> Exercise details
Each entry below is to be transcribed exactly.

(Items from a data source)
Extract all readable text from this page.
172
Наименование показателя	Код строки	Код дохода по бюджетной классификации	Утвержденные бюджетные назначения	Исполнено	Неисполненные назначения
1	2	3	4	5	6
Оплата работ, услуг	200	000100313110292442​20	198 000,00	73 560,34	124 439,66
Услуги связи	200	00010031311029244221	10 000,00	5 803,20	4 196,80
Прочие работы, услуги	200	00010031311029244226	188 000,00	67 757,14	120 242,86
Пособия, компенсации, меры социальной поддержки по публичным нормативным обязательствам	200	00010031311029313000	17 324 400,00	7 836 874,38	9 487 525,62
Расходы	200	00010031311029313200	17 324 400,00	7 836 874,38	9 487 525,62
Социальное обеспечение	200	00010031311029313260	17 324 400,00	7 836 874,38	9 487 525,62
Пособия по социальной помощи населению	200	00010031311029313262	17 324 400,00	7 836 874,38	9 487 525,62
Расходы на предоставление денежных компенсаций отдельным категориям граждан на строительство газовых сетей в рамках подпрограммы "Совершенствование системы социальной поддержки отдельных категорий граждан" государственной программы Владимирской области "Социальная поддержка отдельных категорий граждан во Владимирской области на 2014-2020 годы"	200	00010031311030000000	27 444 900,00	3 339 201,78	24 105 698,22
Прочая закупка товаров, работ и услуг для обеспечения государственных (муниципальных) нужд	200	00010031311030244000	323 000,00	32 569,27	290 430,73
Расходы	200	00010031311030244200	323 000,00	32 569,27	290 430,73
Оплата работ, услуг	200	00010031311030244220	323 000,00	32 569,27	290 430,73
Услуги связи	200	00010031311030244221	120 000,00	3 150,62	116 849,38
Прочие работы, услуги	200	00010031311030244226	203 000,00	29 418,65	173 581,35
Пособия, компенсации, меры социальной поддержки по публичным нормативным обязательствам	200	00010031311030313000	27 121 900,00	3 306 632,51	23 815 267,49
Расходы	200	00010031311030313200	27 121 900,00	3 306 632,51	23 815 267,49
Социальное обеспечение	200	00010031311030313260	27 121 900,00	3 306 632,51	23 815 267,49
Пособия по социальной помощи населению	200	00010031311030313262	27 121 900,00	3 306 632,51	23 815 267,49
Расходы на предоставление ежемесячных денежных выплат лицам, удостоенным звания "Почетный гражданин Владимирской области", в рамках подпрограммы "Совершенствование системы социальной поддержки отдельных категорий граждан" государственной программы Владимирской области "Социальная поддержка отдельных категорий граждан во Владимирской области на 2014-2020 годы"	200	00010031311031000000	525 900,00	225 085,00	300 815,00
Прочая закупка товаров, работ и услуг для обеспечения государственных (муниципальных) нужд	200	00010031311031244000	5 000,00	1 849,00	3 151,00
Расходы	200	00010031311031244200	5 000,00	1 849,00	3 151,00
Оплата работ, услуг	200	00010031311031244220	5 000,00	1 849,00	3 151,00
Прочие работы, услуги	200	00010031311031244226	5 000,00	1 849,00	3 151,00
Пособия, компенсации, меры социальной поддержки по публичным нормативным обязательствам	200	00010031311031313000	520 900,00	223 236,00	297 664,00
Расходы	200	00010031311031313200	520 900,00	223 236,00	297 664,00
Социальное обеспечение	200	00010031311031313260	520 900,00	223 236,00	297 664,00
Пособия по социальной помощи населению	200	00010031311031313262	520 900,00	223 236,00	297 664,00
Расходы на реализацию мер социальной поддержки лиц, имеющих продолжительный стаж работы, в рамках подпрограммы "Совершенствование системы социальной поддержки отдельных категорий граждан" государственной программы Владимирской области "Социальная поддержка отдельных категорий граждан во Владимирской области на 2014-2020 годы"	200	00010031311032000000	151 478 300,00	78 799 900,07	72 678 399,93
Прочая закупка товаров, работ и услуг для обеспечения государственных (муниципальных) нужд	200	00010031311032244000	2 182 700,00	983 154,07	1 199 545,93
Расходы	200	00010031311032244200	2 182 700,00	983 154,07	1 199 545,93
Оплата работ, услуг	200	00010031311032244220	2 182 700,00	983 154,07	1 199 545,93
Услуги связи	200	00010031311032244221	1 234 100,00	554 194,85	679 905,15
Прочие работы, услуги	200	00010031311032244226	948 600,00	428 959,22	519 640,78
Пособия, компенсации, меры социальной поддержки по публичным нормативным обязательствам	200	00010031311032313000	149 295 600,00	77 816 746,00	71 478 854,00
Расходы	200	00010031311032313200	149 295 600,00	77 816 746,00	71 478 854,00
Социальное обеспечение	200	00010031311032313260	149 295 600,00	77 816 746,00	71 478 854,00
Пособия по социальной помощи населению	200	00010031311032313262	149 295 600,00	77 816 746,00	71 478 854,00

> Written response
Extract all readable text from this page.
172
Наименование показателя	Код строки	Код дохода по бюджетной классификации	Утвержденные бюджетные назначения	Исполнено	Неисполненные назначения
1	2	3	4	5	6
Оплата работ, услуг	200	000100313110292442​20	198 000,00	73 560,34	124 439,66
Услуги связи	200	00010031311029244221	10 000,00	5 803,20	4 196,80
Прочие работы, услуги	200	00010031311029244226	188 000,00	67 757,14	120 242,86
Пособия, компенсации, меры социальной поддержки по публичным нормативным обязательствам	200	00010031311029313000	17 324 400,00	7 836 874,38	9 487 525,62
Расходы	200	00010031311029313200	17 324 400,00	7 836 874,38	9 487 525,62
Социальное обеспечение	200	00010031311029313260	17 324 400,00	7 836 874,38	9 487 525,62
Пособия по социальной помощи населению	200	00010031311029313262	17 324 400,00	7 836 874,38	9 487 525,62
Расходы на предоставление денежных компенсаций отдельным категориям граждан на строительство газовых сетей в рамках подпрограммы "Совершенствование системы социальной поддержки отдельных категорий граждан" государственной программы Владимирской области "Социальная поддержка отдельных категорий граждан во Владимирской области на 2014-2020 годы"	200	00010031311030000000	27 444 900,00	3 339 201,78	24 105 698,22
Прочая закупка товаров, работ и услуг для обеспечения государственных (муниципальных) нужд	200	00010031311030244000	323 000,00	32 569,27	290 430,73
Расходы	200	00010031311030244200	323 000,00	32 569,27	290 430,73
Оплата работ, услуг	200	00010031311030244220	323 000,00	32 569,27	290 430,73
Услуги связи	200	00010031311030244221	120 000,00	3 150,62	116 849,38
Прочие работы, услуги	200	00010031311030244226	203 000,00	29 418,65	173 581,35
Пособия, компенсации, меры социальной поддержки по публичным нормативным обязательствам	200	00010031311030313000	27 121 900,00	3 306 632,51	23 815 267,49
Расходы	200	00010031311030313200	27 121 900,00	3 306 632,51	23 815 267,49
Социальное обеспечение	200	00010031311030313260	27 121 900,00	3 306 632,51	23 815 267,49
Пособия по социальной помощи населению	200	00010031311030313262	27 121 900,00	3 306 632,51	23 815 267,49
Расходы на предоставление ежемесячных денежных выплат лицам, удостоенным звания "Почетный гражданин Владимирской области", в рамках подпрограммы "Совершенствование системы социальной поддержки отдельных категорий граждан" государственной программы Владимирской области "Социальная поддержка отдельных категорий граждан во Владимирской области на 2014-2020 годы"	200	00010031311031000000	525 900,00	225 085,00	300 815,00
Прочая закупка товаров, работ и услуг для обеспечения государственных (муниципальных) нужд	200	00010031311031244000	5 000,00	1 849,00	3 151,00
Расходы	200	00010031311031244200	5 000,00	1 849,00	3 151,00
Оплата работ, услуг	200	00010031311031244220	5 000,00	1 849,00	3 151,00
Прочие работы, услуги	200	00010031311031244226	5 000,00	1 849,00	3 151,00
Пособия, компенсации, меры социальной поддержки по публичным нормативным обязательствам	200	00010031311031313000	520 900,00	223 236,00	297 664,00
Расходы	200	00010031311031313200	520 900,00	223 236,00	297 664,00
Социальное обеспечение	200	00010031311031313260	520 900,00	223 236,00	297 664,00
Пособия по социальной помощи населению	200	00010031311031313262	520 900,00	223 236,00	297 664,00
Расходы на реализацию мер социальной поддержки лиц, имеющих продолжительный стаж работы, в рамках подпрограммы "Совершенствование системы социальной поддержки отдельных категорий граждан" государственной программы Владимирской области "Социальная поддержка отдельных категорий граждан во Владимирской области на 2014-2020 годы"	200	00010031311032000000	151 478 300,00	78 799 900,07	72 678 399,93
Прочая закупка товаров, работ и услуг для обеспечения государственных (муниципальных) нужд	200	00010031311032244000	2 182 700,00	983 154,07	1 199 545,93
Расходы	200	00010031311032244200	2 182 700,00	983 154,07	1 199 545,93
Оплата работ, услуг	200	00010031311032244220	2 182 700,00	983 154,07	1 199 545,93
Услуги связи	200	00010031311032244221	1 234 100,00	554 194,85	679 905,15
Прочие работы, услуги	200	00010031311032244226	948 600,00	428 959,22	519 640,78
Пособия, компенсации, меры социальной поддержки по публичным нормативным обязательствам	200	00010031311032313000	149 295 600,00	77 816 746,00	71 478 854,00
Расходы	200	00010031311032313200	149 295 600,00	77 816 746,00	71 478 854,00
Социальное обеспечение	200	00010031311032313260	149 295 600,00	77 816 746,00	71 478 854,00
Пособия по социальной помощи населению	200	00010031311032313262	149 295 600,00	77 816 746,00	71 478 854,00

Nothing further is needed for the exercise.